→ **Exercise directions**
Recast the lines below as a Markdown table with the columns "No." and "Line", placing each line in its own numbered row and omitting any blank lines.

→ **Element position data**
_ _ _ _ _ _ _
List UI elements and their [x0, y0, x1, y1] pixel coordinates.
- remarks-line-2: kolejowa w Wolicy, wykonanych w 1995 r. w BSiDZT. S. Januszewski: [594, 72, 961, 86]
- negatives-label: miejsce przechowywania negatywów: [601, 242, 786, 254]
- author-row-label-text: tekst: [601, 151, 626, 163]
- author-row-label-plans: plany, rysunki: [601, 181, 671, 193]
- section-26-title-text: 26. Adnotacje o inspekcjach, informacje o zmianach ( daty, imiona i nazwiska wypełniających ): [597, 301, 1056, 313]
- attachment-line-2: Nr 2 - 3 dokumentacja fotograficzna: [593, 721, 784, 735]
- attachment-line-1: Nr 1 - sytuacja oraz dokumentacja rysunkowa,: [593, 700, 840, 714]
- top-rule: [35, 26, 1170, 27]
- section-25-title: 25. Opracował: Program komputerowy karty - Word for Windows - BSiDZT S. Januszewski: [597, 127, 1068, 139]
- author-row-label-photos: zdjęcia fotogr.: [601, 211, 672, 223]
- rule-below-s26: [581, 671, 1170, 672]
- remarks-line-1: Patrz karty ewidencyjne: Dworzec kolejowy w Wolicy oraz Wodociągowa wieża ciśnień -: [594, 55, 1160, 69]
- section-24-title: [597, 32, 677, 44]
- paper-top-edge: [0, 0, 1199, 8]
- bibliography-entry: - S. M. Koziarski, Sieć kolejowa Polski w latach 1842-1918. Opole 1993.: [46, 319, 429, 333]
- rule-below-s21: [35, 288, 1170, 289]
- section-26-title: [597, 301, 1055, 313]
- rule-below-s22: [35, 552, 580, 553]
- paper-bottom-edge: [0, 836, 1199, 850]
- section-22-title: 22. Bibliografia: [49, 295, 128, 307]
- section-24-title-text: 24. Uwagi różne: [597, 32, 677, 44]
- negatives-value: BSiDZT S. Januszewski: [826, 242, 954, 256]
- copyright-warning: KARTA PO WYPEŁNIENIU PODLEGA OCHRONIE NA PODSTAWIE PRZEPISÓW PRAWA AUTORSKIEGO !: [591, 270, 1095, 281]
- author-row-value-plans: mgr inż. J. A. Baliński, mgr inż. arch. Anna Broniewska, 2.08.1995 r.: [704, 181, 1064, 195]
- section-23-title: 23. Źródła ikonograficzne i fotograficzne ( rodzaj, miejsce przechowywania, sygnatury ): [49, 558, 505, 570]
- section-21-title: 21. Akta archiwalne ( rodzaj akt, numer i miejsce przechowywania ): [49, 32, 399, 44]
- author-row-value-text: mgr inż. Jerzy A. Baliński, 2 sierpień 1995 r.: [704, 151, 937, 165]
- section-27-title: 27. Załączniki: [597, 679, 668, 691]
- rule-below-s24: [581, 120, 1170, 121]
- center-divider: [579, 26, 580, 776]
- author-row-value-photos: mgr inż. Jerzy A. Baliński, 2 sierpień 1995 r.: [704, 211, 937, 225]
_ _ _ _ _ _ _
→ **The answer**
| No. | Line |
|---|---|
| 1 | List UI elements and their [x0, y0, x1, y1] pixel coordinates. |
| 2 | - remarks-line-2: kolejowa w Wolicy, wykonanych w 1995 r. w BSiDZT. S. Januszewski: [594, 72, 961, 86] |
| 3 | - negatives-label: miejsce przechowywania negatywów: [601, 242, 786, 254] |
| 4 | - author-row-label-text: tekst: [601, 151, 626, 163] |
| 5 | - author-row-label-plans: plany, rysunki: [601, 181, 671, 193] |
| 6 | - section-26-title-text: 26. Adnotacje o inspekcjach, informacje o zmianach ( daty, imiona i nazwiska wypełniających ): [597, 301, 1056, 313] |
| 7 | - attachment-line-2: Nr 2 - 3 dokumentacja fotograficzna: [593, 721, 784, 735] |
| 8 | - attachment-line-1: Nr 1 - sytuacja oraz dokumentacja rysunkowa,: [593, 700, 840, 714] |
| 9 | - top-rule: [35, 26, 1170, 27] |
| 10 | - section-25-title: 25. Opracował: Program komputerowy karty - Word for Windows - BSiDZT S. Januszewski: [597, 127, 1068, 139] |
| 11 | - author-row-label-photos: zdjęcia fotogr.: [601, 211, 672, 223] |
| 12 | - rule-below-s26: [581, 671, 1170, 672] |
| 13 | - remarks-line-1: Patrz karty ewidencyjne: Dworzec kolejowy w Wolicy oraz Wodociągowa wieża ciśnień -: [594, 55, 1160, 69] |
| 14 | - section-24-title: [597, 32, 677, 44] |
| 15 | - paper-top-edge: [0, 0, 1199, 8] |
| 16 | - bibliography-entry: - S. M. Koziarski, Sieć kolejowa Polski w latach 1842-1918. Opole 1993.: [46, 319, 429, 333] |
| 17 | - rule-below-s21: [35, 288, 1170, 289] |
| 18 | - section-26-title: [597, 301, 1055, 313] |
| 19 | - rule-below-s22: [35, 552, 580, 553] |
| 20 | - paper-bottom-edge: [0, 836, 1199, 850] |
| 21 | - section-22-title: 22. Bibliografia: [49, 295, 128, 307] |
| 22 | - section-24-title-text: 24. Uwagi różne: [597, 32, 677, 44] |
| 23 | - negatives-value: BSiDZT S. Januszewski: [826, 242, 954, 256] |
| 24 | - copyright-warning: KARTA PO WYPEŁNIENIU PODLEGA OCHRONIE NA PODSTAWIE PRZEPISÓW PRAWA AUTORSKIEGO !: [591, 270, 1095, 281] |
| 25 | - author-row-value-plans: mgr inż. J. A. Baliński, mgr inż. arch. Anna Broniewska, 2.08.1995 r.: [704, 181, 1064, 195] |
| 26 | - section-23-title: 23. Źródła ikonograficzne i fotograficzne ( rodzaj, miejsce przechowywania, sygnatury ): [49, 558, 505, 570] |
| 27 | - section-21-title: 21. Akta archiwalne ( rodzaj akt, numer i miejsce przechowywania ): [49, 32, 399, 44] |
| 28 | - author-row-value-text: mgr inż. Jerzy A. Baliński, 2 sierpień 1995 r.: [704, 151, 937, 165] |
| 29 | - section-27-title: 27. Załączniki: [597, 679, 668, 691] |
| 30 | - rule-below-s24: [581, 120, 1170, 121] |
| 31 | - center-divider: [579, 26, 580, 776] |
| 32 | - author-row-value-photos: mgr inż. Jerzy A. Baliński, 2 sierpień 1995 r.: [704, 211, 937, 225] |